▶ Your goal: Determine how many lines of the material hold the string "Pembimbing" and reply with only that number.

------------------------------------------------------------------------

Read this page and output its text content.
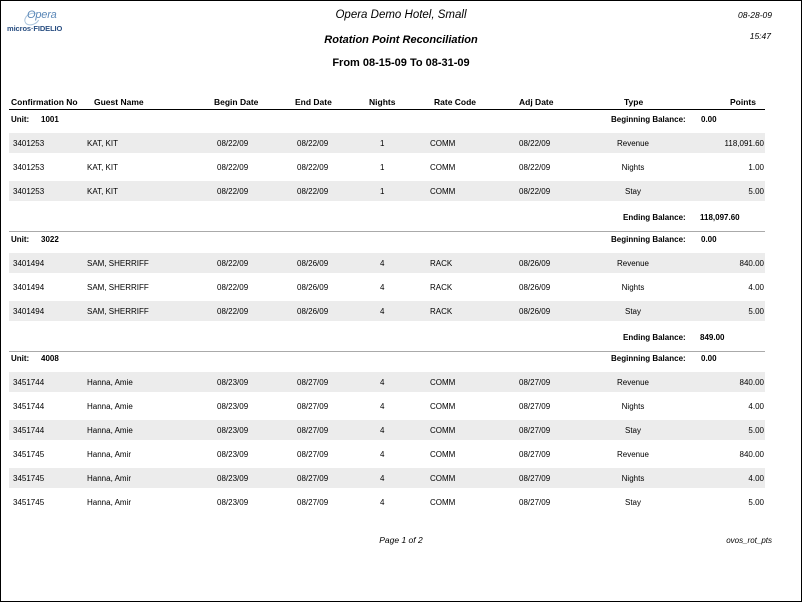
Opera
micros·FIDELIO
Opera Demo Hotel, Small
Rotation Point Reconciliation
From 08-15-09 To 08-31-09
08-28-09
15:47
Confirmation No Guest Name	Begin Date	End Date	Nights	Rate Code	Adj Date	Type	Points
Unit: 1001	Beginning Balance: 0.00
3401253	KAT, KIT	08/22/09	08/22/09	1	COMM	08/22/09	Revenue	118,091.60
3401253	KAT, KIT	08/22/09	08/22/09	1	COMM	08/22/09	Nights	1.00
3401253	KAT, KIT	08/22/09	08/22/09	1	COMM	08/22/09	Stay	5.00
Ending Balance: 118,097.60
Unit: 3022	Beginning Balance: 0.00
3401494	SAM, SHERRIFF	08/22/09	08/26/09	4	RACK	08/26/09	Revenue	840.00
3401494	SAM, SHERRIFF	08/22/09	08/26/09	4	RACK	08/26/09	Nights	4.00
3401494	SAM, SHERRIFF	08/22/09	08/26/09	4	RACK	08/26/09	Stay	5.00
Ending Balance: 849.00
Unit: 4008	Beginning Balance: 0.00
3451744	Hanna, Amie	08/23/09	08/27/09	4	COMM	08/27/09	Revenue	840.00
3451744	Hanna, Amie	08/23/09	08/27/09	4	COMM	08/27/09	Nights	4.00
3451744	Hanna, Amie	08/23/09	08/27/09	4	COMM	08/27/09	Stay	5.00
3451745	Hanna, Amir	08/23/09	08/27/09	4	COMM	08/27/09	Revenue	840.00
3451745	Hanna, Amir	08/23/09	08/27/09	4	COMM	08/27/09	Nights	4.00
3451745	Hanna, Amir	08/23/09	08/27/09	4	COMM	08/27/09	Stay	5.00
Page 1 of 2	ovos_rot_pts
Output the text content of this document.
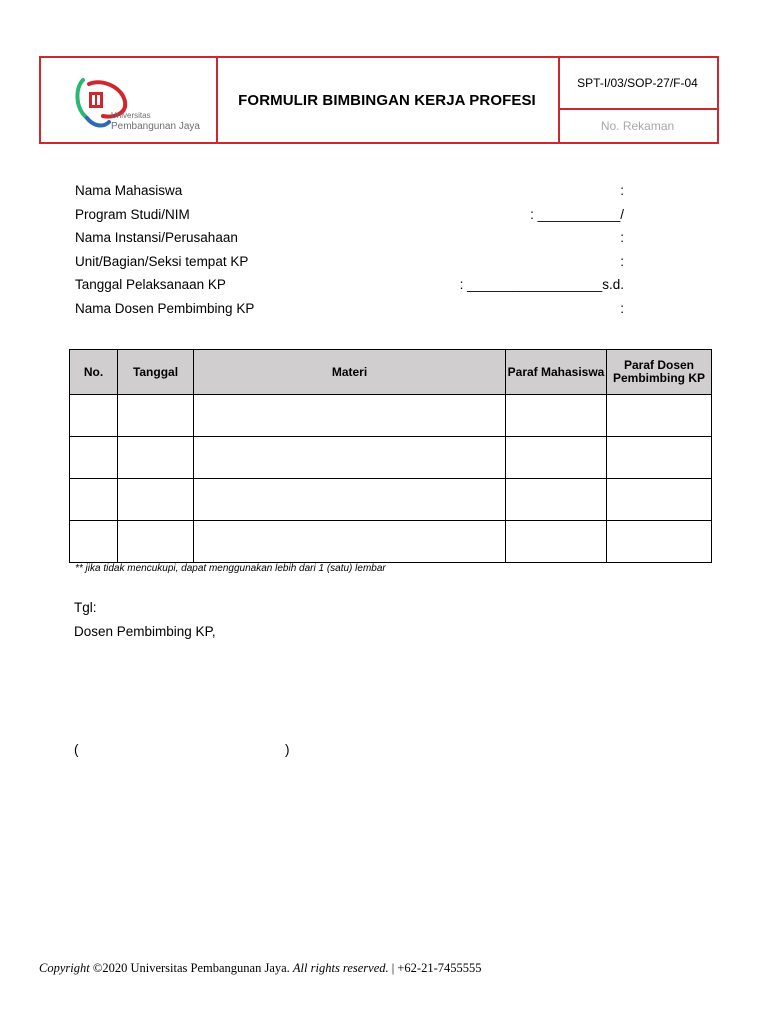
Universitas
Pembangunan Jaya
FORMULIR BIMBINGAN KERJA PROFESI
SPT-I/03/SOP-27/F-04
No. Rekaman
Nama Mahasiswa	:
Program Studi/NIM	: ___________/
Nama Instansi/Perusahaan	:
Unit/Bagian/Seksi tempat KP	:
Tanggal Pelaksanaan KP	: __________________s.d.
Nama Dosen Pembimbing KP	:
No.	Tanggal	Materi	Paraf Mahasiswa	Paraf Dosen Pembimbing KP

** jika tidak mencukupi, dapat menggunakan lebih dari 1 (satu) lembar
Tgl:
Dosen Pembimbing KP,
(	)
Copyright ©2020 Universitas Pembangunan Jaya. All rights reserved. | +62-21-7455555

------------------------------------------------------------------------

▶ Solution for this exercise: 3